(Data excerpts)
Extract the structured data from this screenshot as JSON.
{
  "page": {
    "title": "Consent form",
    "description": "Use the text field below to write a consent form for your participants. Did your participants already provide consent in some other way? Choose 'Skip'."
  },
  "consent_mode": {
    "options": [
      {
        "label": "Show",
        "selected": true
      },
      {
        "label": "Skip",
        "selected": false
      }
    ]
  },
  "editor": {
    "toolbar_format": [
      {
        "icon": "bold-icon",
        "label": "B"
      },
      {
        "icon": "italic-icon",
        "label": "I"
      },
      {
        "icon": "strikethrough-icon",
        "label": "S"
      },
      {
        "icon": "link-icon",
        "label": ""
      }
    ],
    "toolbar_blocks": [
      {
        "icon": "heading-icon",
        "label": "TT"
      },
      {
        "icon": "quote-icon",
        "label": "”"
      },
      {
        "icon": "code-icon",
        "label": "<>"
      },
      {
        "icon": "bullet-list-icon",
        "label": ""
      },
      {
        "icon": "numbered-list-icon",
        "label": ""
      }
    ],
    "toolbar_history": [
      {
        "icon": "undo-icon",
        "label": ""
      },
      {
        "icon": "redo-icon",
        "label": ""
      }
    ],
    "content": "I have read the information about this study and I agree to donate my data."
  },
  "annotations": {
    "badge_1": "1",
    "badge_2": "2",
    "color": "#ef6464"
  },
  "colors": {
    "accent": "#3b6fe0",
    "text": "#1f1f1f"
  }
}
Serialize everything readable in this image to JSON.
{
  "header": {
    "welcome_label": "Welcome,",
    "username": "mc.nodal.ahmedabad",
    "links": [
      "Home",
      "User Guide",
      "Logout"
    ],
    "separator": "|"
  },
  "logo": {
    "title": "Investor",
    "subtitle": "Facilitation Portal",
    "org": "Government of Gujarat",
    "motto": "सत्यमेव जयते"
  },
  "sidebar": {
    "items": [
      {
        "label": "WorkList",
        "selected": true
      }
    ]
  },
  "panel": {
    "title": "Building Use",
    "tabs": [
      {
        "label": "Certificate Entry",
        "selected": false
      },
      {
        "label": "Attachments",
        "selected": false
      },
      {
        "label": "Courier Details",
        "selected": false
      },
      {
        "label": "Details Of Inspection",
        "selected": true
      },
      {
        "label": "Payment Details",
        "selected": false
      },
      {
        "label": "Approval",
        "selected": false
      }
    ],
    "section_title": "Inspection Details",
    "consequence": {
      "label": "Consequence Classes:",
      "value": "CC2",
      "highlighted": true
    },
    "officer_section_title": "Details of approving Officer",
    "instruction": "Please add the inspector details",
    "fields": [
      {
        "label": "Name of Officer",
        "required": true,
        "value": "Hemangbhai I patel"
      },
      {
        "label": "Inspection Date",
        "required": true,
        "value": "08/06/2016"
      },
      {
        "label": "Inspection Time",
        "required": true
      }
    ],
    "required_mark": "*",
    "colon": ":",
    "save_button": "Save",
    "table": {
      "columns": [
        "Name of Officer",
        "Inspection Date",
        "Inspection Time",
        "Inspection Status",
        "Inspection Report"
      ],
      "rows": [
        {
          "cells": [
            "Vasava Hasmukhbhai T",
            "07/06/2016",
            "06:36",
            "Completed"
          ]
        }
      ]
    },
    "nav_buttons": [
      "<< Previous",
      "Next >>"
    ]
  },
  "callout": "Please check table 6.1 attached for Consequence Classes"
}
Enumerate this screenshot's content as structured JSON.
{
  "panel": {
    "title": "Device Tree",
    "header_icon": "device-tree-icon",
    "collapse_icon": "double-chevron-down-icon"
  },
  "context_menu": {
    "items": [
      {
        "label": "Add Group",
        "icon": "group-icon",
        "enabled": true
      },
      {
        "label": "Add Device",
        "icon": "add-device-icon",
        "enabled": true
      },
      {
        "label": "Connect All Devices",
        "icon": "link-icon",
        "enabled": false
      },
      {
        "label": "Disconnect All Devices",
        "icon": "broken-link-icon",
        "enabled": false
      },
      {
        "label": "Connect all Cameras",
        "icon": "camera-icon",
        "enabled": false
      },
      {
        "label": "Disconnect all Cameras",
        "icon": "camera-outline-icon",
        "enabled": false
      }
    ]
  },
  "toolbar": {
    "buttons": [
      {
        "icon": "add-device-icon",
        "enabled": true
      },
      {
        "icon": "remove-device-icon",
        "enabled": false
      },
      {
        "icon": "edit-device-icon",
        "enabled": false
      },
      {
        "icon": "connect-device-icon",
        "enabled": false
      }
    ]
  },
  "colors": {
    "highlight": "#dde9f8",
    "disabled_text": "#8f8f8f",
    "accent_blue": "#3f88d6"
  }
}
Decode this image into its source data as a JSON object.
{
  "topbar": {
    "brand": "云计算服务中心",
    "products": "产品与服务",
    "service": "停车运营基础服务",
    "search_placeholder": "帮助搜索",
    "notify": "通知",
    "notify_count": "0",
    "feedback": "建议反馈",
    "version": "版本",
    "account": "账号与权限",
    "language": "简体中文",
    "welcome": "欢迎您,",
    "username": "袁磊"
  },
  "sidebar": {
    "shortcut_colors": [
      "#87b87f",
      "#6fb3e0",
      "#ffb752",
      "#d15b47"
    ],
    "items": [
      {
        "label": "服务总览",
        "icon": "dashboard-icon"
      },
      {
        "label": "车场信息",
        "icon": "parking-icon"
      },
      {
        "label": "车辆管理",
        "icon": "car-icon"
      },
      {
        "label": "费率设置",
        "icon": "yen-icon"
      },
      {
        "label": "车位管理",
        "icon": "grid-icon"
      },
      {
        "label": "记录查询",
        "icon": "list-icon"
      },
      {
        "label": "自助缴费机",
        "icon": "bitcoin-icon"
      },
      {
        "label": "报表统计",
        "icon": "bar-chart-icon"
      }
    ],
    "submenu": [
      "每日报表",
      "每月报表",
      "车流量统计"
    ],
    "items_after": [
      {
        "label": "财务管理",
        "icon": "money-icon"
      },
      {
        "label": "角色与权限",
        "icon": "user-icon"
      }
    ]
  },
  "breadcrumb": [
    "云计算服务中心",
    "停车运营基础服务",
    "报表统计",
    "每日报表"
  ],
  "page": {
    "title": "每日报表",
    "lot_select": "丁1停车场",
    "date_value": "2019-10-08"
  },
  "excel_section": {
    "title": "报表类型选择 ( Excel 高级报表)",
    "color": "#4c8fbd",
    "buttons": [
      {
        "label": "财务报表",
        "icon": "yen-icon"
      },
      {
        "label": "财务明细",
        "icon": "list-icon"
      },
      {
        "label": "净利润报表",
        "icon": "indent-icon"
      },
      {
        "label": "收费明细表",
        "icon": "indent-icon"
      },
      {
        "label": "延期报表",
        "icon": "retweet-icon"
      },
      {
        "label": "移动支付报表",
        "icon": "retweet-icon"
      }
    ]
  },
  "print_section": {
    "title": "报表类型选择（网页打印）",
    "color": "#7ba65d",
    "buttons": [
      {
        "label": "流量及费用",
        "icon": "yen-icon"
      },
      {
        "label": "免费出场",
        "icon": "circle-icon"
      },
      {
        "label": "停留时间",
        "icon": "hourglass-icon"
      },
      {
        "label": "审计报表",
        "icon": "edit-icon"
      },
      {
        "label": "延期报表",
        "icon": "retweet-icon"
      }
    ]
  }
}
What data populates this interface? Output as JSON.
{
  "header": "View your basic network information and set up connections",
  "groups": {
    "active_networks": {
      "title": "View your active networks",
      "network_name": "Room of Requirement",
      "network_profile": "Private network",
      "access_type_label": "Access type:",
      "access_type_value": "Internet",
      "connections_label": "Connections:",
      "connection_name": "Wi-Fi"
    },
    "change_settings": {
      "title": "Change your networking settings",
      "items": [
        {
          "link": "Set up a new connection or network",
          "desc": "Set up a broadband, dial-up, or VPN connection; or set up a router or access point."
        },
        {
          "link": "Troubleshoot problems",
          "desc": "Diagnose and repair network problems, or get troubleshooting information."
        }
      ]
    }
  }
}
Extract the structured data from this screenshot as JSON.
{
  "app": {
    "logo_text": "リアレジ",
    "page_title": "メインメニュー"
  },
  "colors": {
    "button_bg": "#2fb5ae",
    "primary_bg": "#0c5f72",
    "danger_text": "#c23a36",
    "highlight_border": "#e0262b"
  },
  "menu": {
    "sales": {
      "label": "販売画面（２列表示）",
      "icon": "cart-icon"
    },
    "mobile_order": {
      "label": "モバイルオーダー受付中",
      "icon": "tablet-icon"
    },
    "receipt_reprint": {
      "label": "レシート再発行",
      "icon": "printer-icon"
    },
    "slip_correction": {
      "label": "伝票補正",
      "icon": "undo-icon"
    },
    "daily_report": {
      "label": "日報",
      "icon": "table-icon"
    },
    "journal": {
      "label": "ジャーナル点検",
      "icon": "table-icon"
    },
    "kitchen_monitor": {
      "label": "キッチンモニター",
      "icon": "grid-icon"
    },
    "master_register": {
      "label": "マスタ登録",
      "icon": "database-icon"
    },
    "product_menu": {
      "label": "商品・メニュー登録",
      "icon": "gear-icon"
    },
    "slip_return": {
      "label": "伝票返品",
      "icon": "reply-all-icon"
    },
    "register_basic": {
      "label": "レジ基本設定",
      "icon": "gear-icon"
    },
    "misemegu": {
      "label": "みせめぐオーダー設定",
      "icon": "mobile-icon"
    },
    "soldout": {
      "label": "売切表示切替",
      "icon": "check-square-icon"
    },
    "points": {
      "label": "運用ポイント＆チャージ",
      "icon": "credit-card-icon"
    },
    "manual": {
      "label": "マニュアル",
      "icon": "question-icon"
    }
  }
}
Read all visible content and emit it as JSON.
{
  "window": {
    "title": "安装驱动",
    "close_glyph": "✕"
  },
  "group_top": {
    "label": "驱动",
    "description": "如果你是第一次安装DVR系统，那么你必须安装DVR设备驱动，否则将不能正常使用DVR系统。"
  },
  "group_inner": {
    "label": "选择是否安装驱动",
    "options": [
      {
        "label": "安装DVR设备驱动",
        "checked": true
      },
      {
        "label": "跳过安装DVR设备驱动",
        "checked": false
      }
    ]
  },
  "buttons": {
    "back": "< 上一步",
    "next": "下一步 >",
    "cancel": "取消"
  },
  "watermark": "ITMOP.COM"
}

- [Task goal] Copy, from the material, each line that holds the string "problems".

- [The answer]
          "link": "Troubleshoot problems",
          "desc": "Diagnose and repair network problems, or get troubleshooting information."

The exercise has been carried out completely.